[Task details]: Determine which lines contain the word "this", then copy those lines.

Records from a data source
# # # #

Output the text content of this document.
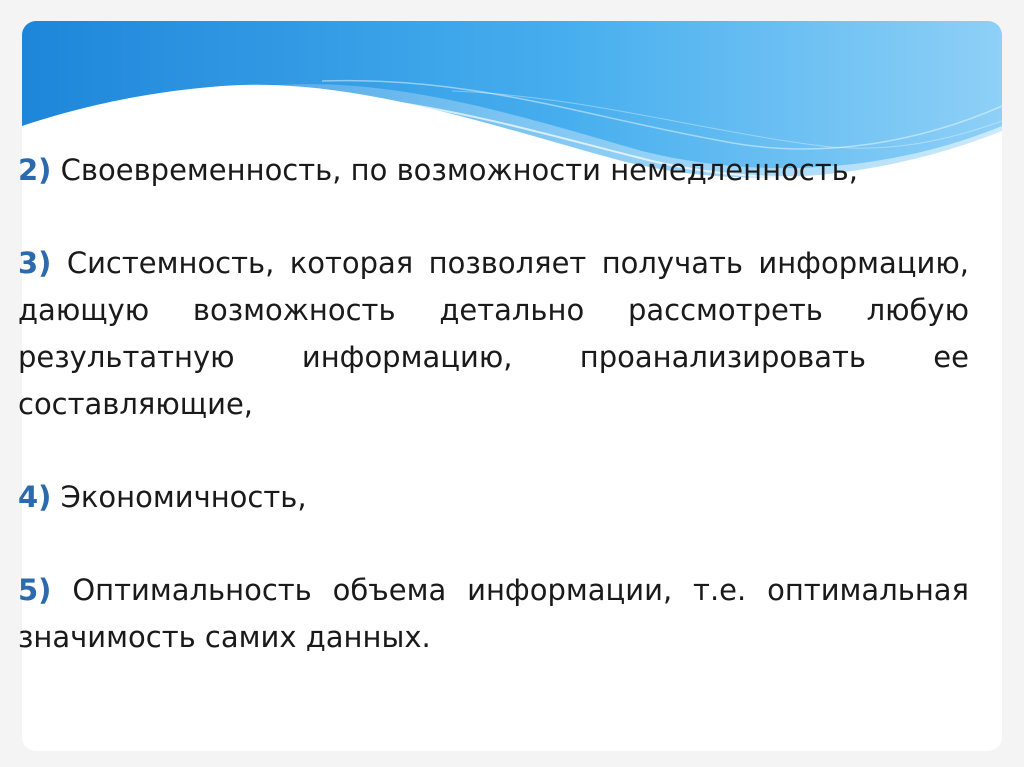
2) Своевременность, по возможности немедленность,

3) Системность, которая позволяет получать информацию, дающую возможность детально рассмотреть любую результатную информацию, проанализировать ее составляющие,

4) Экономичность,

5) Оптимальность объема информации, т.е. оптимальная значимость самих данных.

# # # #

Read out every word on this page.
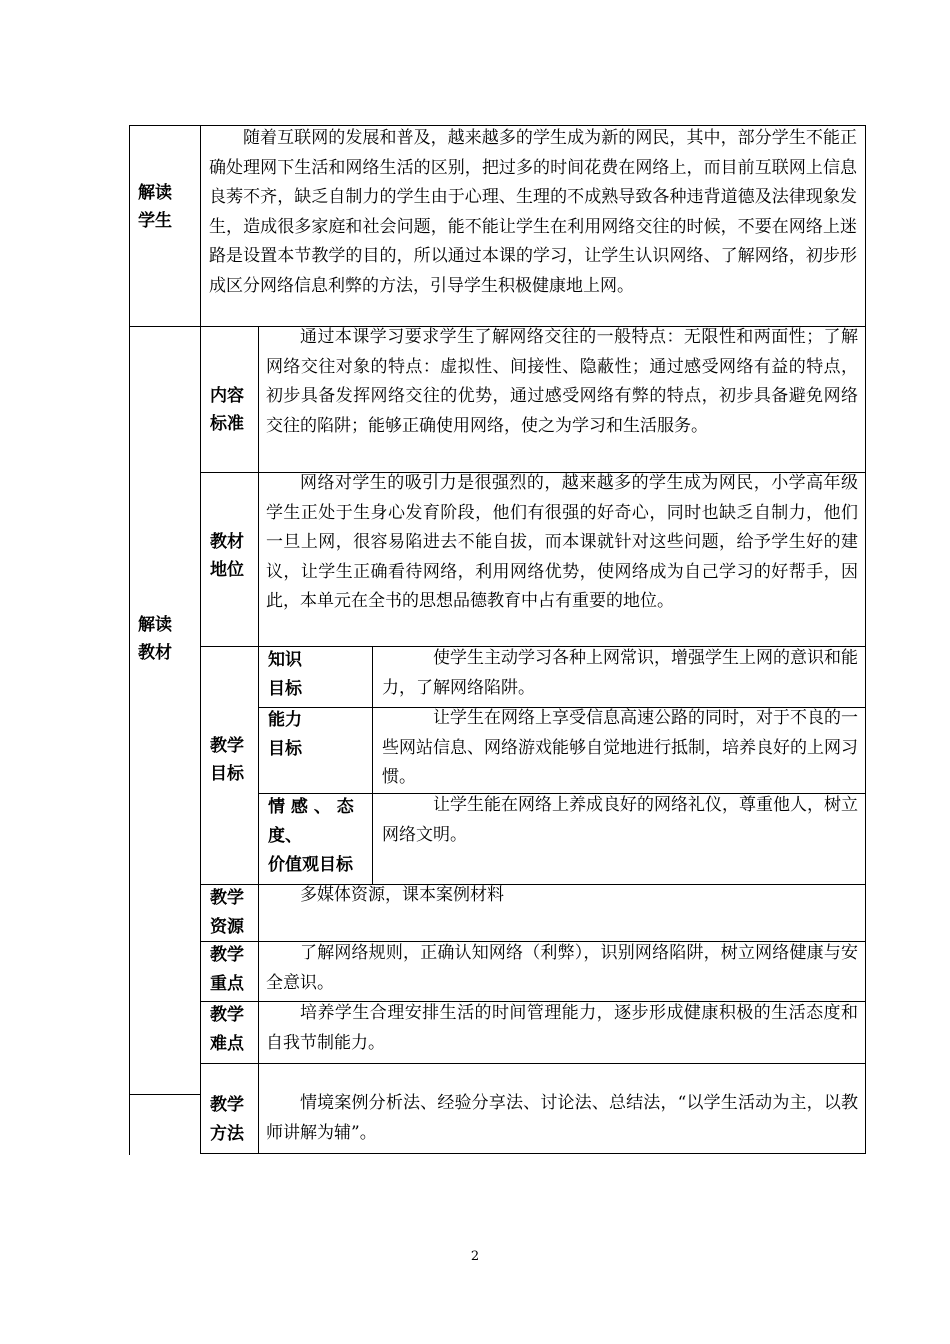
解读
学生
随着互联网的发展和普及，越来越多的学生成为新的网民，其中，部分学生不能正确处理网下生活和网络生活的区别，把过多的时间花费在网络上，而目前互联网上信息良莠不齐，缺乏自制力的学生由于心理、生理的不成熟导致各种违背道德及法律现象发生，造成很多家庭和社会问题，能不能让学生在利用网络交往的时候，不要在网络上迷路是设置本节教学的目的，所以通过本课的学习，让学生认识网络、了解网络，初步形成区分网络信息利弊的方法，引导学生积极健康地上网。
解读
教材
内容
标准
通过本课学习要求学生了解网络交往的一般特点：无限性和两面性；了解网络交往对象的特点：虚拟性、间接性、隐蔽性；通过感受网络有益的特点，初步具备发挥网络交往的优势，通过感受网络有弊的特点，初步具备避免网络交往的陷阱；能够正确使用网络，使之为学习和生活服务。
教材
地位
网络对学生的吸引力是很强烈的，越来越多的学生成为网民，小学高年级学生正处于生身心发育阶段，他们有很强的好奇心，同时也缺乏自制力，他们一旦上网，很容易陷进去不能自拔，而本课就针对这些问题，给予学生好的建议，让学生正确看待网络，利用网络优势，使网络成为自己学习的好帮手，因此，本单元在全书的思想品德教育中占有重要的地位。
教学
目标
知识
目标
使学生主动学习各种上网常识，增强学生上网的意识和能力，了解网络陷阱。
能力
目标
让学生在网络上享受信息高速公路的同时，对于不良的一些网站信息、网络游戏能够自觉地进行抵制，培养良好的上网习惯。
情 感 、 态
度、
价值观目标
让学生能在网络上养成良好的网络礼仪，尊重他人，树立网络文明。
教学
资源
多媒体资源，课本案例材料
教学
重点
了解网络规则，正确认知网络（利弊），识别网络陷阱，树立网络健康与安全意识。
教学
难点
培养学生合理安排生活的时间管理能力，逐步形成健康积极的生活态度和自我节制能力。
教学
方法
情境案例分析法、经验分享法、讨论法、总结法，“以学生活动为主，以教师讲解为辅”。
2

# # # #

[Problem solution]:
Output the text content of this document.
Read out every word on this page.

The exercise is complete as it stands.